• Exercise aim
Work out the number of lines containing "gereçlerin". Give that number alone.

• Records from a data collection
+++

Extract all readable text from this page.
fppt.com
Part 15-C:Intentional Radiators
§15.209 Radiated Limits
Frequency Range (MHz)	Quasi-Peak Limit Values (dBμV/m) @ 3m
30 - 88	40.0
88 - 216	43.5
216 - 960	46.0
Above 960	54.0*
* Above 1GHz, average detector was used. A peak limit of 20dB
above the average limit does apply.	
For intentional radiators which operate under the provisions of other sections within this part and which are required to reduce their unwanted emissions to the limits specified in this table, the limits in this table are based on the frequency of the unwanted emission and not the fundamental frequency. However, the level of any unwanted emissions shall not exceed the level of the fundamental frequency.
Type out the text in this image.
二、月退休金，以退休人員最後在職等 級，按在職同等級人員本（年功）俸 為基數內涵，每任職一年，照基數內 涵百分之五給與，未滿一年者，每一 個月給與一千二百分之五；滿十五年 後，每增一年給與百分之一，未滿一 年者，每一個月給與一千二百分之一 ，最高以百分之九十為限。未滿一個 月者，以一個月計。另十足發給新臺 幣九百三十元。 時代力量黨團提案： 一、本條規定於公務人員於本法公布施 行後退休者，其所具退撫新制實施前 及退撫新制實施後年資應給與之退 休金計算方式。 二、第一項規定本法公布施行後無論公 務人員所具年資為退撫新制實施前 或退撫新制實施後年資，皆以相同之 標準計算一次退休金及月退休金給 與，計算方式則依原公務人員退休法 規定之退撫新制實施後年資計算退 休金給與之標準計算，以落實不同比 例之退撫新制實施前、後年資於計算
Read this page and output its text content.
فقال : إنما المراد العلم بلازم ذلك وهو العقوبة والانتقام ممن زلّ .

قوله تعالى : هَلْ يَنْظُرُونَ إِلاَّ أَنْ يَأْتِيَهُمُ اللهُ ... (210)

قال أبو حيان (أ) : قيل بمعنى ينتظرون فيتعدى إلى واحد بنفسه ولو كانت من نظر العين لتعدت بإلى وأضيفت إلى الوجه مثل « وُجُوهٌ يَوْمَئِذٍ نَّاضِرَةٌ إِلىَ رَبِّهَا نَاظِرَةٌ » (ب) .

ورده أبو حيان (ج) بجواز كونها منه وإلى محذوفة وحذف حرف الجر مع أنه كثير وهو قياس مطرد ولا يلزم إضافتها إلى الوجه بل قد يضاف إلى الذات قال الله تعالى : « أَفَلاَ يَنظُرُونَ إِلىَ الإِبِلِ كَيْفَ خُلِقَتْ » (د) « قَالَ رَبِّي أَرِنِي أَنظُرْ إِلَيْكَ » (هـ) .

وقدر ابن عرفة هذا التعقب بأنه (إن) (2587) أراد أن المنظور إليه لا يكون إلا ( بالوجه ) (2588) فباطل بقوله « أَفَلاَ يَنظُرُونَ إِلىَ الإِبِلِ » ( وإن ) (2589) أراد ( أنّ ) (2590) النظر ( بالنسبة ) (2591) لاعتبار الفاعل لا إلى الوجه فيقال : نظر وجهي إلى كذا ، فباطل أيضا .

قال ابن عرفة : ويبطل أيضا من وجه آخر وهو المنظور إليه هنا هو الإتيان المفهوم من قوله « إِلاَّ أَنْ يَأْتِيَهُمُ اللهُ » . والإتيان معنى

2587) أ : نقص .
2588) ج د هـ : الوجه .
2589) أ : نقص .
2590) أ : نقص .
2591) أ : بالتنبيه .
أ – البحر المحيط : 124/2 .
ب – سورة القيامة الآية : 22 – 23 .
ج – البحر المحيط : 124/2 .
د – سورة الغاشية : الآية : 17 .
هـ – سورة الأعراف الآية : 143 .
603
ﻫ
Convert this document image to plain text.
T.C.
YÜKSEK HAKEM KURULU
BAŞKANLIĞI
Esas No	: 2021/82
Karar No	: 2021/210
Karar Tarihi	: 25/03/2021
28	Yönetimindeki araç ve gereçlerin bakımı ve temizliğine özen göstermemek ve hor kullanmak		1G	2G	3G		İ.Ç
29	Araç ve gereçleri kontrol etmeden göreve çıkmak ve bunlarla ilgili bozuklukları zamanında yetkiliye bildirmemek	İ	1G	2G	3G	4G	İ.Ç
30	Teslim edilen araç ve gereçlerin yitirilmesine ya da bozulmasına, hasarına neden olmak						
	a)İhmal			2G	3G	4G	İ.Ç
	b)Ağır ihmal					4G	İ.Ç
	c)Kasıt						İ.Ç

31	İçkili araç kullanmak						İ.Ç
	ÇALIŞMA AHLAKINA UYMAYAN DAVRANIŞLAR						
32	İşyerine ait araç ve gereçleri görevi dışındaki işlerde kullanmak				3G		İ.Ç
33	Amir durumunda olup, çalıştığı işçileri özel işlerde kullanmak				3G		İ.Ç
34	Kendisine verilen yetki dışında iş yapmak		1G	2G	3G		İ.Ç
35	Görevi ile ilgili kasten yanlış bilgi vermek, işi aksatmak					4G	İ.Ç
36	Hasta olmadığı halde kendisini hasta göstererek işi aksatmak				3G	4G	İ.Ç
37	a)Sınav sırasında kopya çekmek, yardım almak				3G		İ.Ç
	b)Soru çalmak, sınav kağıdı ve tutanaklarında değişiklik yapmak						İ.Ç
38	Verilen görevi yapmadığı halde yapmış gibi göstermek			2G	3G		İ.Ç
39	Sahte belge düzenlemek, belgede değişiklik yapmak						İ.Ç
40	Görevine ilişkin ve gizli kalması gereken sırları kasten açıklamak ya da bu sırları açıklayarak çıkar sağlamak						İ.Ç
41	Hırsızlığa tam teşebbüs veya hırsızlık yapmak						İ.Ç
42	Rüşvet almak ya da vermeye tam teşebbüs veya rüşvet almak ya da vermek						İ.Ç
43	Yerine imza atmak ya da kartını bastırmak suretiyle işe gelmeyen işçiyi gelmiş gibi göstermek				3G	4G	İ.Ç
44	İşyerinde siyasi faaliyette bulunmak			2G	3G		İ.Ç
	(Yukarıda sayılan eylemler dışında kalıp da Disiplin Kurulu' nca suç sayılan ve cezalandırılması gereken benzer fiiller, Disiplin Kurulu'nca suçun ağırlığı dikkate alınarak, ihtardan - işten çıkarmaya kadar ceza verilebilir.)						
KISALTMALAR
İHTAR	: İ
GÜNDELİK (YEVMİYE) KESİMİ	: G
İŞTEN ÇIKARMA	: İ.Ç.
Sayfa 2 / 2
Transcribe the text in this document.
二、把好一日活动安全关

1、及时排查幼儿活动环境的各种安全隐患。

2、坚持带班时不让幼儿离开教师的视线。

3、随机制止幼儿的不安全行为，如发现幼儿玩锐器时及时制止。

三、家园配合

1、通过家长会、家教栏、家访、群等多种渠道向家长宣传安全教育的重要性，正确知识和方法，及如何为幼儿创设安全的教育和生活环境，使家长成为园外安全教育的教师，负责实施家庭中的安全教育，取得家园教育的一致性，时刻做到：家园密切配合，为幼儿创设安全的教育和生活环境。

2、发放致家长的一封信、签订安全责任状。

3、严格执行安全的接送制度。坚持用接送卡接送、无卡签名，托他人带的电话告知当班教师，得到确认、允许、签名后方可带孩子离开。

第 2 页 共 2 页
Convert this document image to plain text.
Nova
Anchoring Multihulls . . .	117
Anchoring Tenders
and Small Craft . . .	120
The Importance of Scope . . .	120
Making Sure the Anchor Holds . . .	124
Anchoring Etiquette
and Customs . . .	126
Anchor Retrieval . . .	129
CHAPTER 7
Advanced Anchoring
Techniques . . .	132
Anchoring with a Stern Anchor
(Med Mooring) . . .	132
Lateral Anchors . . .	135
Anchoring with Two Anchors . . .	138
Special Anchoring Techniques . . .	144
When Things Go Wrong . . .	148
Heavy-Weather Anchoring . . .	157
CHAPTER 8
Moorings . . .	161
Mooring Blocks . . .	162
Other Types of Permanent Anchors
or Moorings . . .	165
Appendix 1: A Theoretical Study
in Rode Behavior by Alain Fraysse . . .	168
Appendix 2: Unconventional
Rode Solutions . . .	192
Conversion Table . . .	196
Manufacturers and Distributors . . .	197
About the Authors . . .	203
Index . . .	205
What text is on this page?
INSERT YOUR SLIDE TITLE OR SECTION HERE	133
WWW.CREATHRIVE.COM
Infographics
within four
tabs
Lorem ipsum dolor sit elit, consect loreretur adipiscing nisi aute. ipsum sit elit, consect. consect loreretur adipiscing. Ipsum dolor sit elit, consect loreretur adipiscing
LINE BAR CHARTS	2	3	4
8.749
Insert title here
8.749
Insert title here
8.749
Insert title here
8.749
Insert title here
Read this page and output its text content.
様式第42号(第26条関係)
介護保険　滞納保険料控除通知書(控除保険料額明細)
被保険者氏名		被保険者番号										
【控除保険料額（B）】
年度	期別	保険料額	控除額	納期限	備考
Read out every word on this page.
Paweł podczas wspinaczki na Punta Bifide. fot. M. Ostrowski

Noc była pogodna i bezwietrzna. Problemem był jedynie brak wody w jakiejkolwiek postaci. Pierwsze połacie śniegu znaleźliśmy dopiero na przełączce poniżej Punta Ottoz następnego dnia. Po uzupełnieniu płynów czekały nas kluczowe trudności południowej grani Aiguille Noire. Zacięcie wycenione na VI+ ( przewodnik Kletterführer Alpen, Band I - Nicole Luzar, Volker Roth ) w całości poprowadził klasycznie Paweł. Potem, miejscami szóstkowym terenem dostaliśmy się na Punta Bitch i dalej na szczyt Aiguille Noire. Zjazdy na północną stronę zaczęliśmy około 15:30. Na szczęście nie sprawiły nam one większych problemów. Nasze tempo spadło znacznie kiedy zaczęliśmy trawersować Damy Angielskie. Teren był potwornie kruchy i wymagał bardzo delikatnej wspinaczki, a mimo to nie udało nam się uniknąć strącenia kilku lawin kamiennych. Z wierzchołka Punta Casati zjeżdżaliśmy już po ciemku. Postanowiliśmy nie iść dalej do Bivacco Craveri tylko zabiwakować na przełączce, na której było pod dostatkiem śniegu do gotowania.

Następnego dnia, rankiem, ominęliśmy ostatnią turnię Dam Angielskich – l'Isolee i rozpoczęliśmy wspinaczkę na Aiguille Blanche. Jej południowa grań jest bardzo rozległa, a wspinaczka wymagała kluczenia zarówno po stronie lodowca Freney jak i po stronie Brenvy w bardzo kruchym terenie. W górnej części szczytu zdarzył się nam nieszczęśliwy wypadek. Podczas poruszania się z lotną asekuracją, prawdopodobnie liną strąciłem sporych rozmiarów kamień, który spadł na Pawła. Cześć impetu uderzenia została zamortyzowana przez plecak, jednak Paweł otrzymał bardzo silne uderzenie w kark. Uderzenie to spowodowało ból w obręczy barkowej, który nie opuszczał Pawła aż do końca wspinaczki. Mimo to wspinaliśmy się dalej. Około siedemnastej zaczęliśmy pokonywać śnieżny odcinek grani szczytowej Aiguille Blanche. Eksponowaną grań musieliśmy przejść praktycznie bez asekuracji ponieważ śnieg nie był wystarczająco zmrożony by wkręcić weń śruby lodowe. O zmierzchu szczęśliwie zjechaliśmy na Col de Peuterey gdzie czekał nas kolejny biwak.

+++

• Task response
2